ЧТО СДЕЛАТЬ »
a) Как перевести на английский это предложение из текста о «Мучениках сцены»: «Героя выбирают на главную роль, а еще одному мальчику, Жоре Куркулия, который говорит с сильным акцентом, никакой роли не достается.»?
b) Ответьте по тексту о «Мучениках сцены»:
(i) В каком году был опубликован рассказ?
(ii) Инсценировку какого произведения задумал Евгений Дмитриевич?
(iii) Что мальчик заранее рассказал своей тетушке?
c) Продолжите текст о «Мучениках сцены», начав сразу после его последнего предложения.

ТЕКСТ ДЛЯ ЧТЕНИЯ »
========================

Опубликовано в журнале Знамя, номер 5, 2023
Об авторе | Олег Лекманов — доктор филологических наук, профессор Университета им. Мирзо Улугбека (Ташкент, Узбекистан). Предыдущая публикация в «Знамени» — «“Помогите Ташкенту” Андрея Вознесенского: от отрывков к конспекту» (№ 2, 2023).
Этот опубликованный в 1972 году рассказ1 после первого прочтения кажется настолько прозрачным, что само намерение его анализировать может вызвать недоумение и даже сопротивление.
Коротко напомню фабулу «Мучеников сцены»: в школу, где учится главный герой, приходит пожилой артист Евгений Дмитриевич и говорит, что ему нужны исполнители для инсценировки «Сказки о попе и о работнике его Балде» Пушкина. Героя выбирают на главную роль, а еще одному мальчику, Жоре Куркулия, который говорит с сильным акцентом, никакой роли не достается. Но со временем ситуация кардинально меняется. Старательный и услужливый Жора сначала получает роль задних ног лошади Балды, потом — передних, а в итоге заменяет героя в главной роли, причем тот проделывает путь Жоры в обратном направлении: сперва он перемещается на роль передних ног лошади, а потом — задних. После представления Жору ждет триумф, а главного героя — позор. Мальчик заранее рассказал своей тетушке, что играет в спектакле основную роль, а потом надеялся, что, благодаря покрывалу, которым была накрыта лошадь, тетушка не узнает о его позорном перемещении. Увы, в финале покрывало прилюдно сдергивают, и правда выходит наружу.

========================

ИЗВЛЕЧЁННЫЕ ДАННЫЕ »
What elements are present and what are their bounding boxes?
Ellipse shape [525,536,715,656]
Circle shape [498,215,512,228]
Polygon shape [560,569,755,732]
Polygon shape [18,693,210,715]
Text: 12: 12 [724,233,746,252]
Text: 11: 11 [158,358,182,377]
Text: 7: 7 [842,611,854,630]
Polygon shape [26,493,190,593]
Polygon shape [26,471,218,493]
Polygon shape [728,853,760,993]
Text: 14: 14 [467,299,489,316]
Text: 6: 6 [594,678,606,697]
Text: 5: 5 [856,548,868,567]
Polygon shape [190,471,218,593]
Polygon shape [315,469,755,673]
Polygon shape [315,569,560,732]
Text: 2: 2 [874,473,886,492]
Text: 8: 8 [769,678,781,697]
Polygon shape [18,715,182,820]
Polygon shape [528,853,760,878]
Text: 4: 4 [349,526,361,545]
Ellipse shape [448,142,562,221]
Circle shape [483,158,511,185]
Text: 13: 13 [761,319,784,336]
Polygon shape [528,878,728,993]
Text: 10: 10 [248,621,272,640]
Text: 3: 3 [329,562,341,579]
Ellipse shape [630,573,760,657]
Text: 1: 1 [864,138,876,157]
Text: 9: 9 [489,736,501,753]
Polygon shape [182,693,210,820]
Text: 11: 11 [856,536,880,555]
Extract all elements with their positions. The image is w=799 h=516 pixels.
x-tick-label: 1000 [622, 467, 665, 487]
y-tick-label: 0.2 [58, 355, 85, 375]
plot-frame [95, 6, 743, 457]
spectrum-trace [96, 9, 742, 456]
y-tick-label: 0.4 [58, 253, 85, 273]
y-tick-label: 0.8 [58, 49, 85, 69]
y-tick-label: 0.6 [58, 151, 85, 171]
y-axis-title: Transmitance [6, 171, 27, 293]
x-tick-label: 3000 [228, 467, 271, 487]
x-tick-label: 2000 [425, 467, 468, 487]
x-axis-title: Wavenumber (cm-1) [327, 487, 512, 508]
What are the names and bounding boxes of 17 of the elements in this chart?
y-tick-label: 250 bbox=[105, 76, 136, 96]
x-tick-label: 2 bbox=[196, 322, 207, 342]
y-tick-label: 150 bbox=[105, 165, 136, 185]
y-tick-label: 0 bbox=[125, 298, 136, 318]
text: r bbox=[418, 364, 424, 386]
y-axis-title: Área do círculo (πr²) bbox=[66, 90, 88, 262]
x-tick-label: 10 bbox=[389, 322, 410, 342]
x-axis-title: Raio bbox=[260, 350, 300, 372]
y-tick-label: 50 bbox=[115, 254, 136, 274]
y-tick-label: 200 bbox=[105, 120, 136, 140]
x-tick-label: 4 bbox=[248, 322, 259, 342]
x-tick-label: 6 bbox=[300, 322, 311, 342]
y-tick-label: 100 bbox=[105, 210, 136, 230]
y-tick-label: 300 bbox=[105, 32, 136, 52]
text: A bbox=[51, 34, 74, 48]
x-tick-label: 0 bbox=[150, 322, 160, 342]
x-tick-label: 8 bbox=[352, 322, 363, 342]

========================

ВЫПОЛНЕННЫЕ ЗАДАНИЯ »
a) The hero is chosen for the lead role, while another boy, Zhora Kurkuliya, who speaks with a strong accent, gets no part at all.

b)
(i) В 1972 году.
(ii) «Сказки о попе и о работнике его Балде» Пушкина.
(iii) Что играет в спектакле основную роль.

c)
Учителя, обсуждающие «Мучеников сцены» на уроках литературы, а также заинтересованные интернет-читатели без труда выводят мораль, которую Искандер (якобы) вложил в рассказ:
Основная идея может быть выражена пословицей: «Не в свои сани не садись». Герой не имел артистического таланта, поэтому его и отстранили от роли Балды. Он понимал, что у него не получается эта роль, но продолжал ходить на репетиции. Вот все и кончилось конфузом2;
Главная мысль рассказа заключается в том, что не следует быть излишне самоуверенным. Герой рассказа был искренне уверен, что обладает актерскими способностями. Но его участие в драматическом кружке показало, что это не так. <…> В рассказе мне понравился Жора Куркулия, который своим старанием и упорством добился того, что стал исполнителем главной роли в постановке, несмотря на скептическое отношение к нему руководителя кружка3;
Высмеивание автором таких качеств, как самоуверенность, амбиция, самомнение, честолюбие, тщеславие, наивность4.
Однако все эти и им подобные интерпретации целиком опираются на фабулу «Мучеников сцены» и абсолютно игнорируют важный сюжетный поворот рассказа, фабульно, действительно, совсем незаметный (так как прямо не связанный с основными событиями, описанными в тексте):
…однажды <…> я увидел входящую в наш двор и спрашивающую у соседей, где я проживаю, старушенцию из нашей городской библиотеки. Я потерял книгу, взятую в библиотеке, и она меня дважды уведомляла письмами, написанными куриным коготком на каталожном бланке с дырочкой. В этих письмах со свойственным ей ехидством (или мне тогда так казалось?) она уведомляла, что за мной числится такая-то книга, взятая такого-то числа и так далее. Письма эти были сами по себе неприятны, особенно из-за куриного коготка и дырочки в каталожной карточке, которая воспринималась как печать. Я готов был отдать любую книгу из своих за эту потерянную, но необходимость при этом общаться с ней, и рассказывать о потере, и знать, что она ни одному моему слову не поверит, сковывала мою волю.
И вдруг она появляется в нашем дворе и спрашивает, где я живу. Это было похоже на кошмарный сон, как если бы за мной явилась колдунья из страшной сказки.
Эту старушенцию мы все не любили. Она всегда ухитрялась всучить тебе не ту книгу, которую ты сам хочешь взять, а ту, которую она хочет тебе дать. Она всегда ядовито высмеивала мои робкие попытки отстаивать собственный вкус. Бывало, чтобы она отстала со своей книгой, скажешь, что ты ее читал, а она заглянет тебе в глаза и спросит:
— А про что там говорится?
И ты что-то бубнишь, а очередь ждет, а старушенция, покачивая головой, торжествует, и записывает на тебя опостылевшую книгу, и еще, поджав губы, кивает вслед тебе, мол, сам не понимаешь, какую хорошую книгу ты получил. (89)5
Зачем в рассказе нужен развернутый вставной эпизод с участием библиотекарши?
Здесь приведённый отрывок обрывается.